▶ _What to produce_
Filter the entries, keeping every line with the word "školského".

▶ _Given data_

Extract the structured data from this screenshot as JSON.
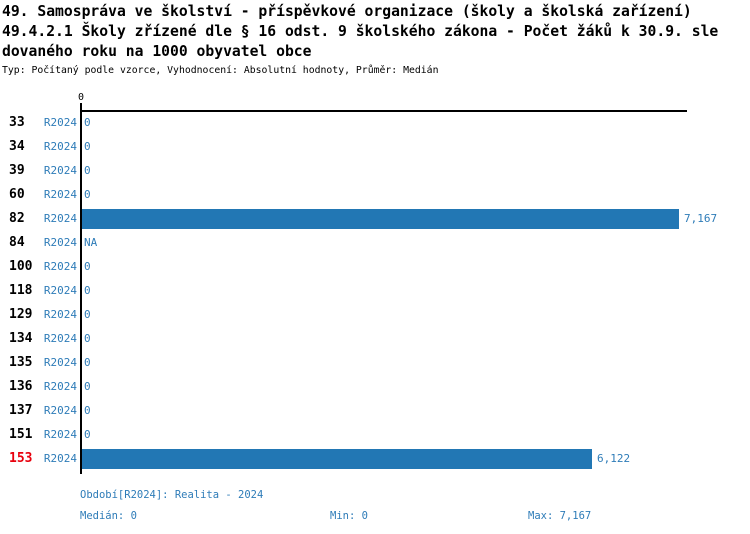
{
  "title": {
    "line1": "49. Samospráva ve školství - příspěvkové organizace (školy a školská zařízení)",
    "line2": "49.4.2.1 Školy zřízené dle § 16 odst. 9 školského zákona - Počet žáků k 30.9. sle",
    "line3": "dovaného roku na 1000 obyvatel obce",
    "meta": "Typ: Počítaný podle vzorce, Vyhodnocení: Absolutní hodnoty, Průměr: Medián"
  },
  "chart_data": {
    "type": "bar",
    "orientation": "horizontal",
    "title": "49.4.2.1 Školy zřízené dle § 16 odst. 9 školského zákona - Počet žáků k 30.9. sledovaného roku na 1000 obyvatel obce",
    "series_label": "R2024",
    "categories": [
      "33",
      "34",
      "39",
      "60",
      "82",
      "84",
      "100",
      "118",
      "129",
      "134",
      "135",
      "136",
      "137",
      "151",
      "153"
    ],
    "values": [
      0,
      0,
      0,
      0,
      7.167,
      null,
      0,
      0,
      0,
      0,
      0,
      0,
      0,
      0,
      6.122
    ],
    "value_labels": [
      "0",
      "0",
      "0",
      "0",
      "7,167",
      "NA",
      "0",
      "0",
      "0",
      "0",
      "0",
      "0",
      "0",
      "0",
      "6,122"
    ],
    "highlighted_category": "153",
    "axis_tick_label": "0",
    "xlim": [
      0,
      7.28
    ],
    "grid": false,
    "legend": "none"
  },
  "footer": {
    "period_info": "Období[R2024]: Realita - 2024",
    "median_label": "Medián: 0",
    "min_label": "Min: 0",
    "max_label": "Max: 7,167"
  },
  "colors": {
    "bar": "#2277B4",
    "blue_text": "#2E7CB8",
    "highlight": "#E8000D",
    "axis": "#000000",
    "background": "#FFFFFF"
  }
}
* * *
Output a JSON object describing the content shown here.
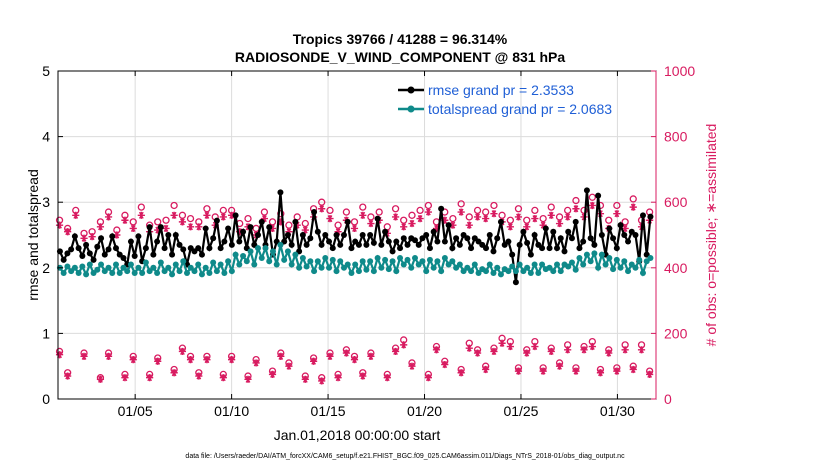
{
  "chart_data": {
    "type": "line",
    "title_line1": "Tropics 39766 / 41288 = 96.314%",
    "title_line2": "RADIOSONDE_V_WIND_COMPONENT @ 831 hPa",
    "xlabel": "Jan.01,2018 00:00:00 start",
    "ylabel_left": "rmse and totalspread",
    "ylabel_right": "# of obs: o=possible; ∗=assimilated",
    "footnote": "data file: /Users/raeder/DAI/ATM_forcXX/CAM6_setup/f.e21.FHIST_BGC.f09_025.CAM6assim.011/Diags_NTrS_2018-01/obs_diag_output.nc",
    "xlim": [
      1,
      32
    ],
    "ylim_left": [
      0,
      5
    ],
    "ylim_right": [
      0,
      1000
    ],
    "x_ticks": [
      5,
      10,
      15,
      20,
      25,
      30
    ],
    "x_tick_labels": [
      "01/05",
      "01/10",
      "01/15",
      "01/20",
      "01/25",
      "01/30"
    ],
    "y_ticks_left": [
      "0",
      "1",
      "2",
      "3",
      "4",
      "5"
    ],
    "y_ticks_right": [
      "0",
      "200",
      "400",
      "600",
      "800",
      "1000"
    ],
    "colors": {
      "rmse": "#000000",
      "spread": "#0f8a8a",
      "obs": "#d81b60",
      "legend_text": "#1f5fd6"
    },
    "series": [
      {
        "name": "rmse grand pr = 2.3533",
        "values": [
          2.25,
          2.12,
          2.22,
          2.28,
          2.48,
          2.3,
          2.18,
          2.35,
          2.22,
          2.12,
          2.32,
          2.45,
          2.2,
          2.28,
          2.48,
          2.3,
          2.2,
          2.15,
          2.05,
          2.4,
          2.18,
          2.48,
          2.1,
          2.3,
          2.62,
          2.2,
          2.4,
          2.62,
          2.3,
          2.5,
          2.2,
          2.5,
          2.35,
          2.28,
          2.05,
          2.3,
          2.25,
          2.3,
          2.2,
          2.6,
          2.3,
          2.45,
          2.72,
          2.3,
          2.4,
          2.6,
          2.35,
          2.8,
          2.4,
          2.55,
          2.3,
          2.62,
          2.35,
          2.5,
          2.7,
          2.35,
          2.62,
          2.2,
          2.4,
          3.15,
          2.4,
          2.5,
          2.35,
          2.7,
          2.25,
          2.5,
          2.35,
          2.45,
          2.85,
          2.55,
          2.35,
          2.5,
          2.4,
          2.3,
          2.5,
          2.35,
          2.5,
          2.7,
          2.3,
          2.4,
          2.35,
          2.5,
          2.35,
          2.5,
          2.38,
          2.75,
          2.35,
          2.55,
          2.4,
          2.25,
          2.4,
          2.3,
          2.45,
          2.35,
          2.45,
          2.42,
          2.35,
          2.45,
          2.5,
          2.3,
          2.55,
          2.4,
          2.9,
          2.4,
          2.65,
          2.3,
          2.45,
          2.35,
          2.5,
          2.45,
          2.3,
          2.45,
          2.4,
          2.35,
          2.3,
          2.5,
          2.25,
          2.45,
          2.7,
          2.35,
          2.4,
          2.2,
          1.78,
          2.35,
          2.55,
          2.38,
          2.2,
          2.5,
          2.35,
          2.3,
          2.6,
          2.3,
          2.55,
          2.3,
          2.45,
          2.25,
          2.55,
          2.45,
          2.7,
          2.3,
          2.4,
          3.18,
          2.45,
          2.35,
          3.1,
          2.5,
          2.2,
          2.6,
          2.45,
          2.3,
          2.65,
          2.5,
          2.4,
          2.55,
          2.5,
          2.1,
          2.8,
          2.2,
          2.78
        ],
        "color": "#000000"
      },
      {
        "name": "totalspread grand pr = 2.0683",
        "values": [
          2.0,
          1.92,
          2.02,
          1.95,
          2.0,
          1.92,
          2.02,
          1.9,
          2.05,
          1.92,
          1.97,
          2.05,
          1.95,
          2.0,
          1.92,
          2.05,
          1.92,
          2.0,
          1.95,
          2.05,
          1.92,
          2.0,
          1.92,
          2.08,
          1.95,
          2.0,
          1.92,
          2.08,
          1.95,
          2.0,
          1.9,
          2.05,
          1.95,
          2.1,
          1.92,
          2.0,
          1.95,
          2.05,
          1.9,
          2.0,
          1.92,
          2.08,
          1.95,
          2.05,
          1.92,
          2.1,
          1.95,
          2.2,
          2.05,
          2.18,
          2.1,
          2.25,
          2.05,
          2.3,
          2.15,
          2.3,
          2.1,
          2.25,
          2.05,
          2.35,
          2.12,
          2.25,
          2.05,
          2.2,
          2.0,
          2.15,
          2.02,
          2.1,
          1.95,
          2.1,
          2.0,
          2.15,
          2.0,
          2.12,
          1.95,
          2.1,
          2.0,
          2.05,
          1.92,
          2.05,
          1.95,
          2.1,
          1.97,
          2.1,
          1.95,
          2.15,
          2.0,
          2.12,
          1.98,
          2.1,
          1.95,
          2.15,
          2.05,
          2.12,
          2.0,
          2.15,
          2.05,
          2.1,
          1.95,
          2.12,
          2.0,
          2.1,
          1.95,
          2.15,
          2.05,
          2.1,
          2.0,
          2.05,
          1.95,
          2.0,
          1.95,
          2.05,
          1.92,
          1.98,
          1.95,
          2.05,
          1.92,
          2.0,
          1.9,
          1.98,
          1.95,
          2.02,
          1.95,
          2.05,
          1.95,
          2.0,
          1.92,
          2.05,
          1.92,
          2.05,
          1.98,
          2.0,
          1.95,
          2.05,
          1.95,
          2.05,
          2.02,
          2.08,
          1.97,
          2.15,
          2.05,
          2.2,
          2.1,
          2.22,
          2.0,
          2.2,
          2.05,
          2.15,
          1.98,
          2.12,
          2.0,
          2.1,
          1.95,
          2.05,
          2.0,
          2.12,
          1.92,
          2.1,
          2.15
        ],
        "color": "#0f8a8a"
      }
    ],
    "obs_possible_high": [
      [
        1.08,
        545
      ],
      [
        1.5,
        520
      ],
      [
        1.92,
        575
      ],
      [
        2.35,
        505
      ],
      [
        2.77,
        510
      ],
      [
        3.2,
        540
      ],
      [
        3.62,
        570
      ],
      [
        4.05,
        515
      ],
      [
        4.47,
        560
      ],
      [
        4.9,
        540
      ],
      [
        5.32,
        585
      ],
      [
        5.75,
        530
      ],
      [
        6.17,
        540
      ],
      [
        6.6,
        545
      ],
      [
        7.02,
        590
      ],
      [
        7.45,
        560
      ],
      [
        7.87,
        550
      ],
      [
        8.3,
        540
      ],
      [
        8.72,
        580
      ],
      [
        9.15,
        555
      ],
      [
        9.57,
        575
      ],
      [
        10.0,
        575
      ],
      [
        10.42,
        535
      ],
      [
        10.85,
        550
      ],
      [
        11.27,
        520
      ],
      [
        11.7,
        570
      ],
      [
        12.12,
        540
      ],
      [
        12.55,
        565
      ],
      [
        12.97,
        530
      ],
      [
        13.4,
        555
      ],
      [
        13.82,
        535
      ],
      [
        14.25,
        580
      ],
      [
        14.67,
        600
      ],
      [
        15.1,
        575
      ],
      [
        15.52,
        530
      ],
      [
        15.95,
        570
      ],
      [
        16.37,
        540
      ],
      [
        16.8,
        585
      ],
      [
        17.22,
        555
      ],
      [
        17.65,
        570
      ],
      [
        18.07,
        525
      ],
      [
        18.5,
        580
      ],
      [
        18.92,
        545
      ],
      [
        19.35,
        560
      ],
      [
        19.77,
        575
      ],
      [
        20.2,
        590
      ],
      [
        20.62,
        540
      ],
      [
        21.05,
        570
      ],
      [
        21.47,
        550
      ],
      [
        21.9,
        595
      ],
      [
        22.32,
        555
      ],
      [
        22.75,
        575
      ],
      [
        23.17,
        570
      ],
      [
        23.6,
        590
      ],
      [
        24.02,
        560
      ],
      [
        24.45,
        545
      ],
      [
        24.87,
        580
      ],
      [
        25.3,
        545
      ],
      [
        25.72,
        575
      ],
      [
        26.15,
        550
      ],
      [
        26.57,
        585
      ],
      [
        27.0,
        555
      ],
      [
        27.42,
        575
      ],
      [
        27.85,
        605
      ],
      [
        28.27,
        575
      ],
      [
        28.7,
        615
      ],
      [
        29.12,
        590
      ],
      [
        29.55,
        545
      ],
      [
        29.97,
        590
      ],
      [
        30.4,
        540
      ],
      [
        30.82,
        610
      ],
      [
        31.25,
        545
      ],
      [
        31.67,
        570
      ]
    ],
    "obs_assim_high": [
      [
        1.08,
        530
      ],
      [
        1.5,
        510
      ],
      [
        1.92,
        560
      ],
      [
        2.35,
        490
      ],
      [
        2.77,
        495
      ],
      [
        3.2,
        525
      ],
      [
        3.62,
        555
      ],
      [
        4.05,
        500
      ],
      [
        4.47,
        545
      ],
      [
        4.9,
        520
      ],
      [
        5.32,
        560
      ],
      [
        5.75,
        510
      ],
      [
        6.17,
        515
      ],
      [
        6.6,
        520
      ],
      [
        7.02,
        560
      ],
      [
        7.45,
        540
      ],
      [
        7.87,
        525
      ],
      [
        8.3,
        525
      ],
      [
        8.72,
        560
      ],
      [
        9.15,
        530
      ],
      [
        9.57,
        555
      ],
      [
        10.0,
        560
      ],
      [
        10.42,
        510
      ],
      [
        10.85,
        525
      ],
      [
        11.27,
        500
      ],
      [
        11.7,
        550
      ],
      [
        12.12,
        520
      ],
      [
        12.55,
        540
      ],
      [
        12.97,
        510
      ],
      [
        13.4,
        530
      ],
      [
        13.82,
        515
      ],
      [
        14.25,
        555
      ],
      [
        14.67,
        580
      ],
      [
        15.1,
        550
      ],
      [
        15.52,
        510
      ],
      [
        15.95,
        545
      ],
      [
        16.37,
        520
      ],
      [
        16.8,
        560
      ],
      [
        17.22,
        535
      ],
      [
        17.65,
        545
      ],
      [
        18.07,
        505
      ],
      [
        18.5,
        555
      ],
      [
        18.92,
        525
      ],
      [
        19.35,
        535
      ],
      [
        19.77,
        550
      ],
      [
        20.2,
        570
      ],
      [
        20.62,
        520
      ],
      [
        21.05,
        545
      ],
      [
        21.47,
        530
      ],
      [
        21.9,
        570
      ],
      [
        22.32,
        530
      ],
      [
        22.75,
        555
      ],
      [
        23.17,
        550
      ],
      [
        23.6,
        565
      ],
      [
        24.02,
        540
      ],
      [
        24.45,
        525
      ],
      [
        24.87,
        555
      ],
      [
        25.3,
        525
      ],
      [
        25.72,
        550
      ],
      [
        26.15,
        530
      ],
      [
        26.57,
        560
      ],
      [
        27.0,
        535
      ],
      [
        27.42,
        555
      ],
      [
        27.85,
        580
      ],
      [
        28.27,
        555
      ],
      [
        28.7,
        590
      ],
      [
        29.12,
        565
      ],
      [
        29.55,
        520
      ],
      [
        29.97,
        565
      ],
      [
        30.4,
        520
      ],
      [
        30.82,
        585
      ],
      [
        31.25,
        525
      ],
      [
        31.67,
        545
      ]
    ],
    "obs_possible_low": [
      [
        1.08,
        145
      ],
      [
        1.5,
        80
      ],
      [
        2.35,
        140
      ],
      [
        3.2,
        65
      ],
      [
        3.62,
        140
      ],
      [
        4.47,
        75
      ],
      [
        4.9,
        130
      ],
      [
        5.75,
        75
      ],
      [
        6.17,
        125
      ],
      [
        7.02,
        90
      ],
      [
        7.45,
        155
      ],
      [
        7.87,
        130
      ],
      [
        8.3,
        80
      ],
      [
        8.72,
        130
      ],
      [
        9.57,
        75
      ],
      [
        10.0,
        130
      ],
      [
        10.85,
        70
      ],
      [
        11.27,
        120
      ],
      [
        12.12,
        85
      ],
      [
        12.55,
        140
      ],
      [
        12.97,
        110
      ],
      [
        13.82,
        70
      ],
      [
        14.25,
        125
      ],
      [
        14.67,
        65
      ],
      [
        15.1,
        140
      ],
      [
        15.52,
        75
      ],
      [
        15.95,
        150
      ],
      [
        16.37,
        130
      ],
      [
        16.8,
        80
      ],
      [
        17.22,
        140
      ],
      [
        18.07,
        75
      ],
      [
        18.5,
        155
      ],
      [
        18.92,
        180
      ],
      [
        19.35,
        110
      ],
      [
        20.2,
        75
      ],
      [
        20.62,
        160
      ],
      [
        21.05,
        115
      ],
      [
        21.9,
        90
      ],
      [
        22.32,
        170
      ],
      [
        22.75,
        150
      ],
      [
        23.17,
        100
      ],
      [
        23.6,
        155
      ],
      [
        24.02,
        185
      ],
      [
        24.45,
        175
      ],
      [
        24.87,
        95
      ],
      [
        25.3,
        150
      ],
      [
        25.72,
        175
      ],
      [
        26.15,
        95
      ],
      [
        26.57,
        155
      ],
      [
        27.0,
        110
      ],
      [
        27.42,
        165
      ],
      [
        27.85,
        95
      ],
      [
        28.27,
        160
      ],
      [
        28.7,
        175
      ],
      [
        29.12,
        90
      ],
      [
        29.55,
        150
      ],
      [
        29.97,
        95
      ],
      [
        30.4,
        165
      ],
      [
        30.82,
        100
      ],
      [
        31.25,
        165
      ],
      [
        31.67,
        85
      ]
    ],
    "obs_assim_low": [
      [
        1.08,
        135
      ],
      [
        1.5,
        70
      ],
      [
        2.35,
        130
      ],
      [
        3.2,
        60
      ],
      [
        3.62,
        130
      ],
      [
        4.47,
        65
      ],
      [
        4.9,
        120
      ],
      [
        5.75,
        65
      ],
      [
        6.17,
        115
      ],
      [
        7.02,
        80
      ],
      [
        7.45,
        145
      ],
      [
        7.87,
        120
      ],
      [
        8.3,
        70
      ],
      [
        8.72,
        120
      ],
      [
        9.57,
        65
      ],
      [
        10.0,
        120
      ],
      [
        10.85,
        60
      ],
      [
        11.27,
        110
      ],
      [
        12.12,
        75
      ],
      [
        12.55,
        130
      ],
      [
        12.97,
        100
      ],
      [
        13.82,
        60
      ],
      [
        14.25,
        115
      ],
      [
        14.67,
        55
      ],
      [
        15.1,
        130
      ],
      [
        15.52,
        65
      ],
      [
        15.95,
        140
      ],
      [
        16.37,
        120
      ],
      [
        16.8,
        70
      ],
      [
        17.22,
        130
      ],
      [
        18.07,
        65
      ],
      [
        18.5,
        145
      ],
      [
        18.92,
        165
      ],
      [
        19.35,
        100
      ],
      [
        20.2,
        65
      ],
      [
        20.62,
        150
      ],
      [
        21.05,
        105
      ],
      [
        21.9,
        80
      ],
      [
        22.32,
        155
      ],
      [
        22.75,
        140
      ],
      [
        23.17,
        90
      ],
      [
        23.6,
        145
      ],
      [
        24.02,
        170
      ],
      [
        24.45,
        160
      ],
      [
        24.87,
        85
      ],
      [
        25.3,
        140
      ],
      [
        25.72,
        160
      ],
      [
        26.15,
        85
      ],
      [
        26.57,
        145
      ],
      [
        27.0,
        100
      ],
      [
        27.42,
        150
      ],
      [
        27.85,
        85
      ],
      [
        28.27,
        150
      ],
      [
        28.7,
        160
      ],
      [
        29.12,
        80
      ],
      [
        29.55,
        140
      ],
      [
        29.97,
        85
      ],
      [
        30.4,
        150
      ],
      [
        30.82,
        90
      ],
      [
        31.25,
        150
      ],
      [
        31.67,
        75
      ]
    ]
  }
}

▶ _Solution to this problem_
    "line2": "49.4.2.1 Školy zřízené dle § 16 odst. 9 školského zákona - Počet žáků k 30.9. sle",
    "title": "49.4.2.1 Školy zřízené dle § 16 odst. 9 školského zákona - Počet žáků k 30.9. sledovaného roku na 1000 obyvatel obce",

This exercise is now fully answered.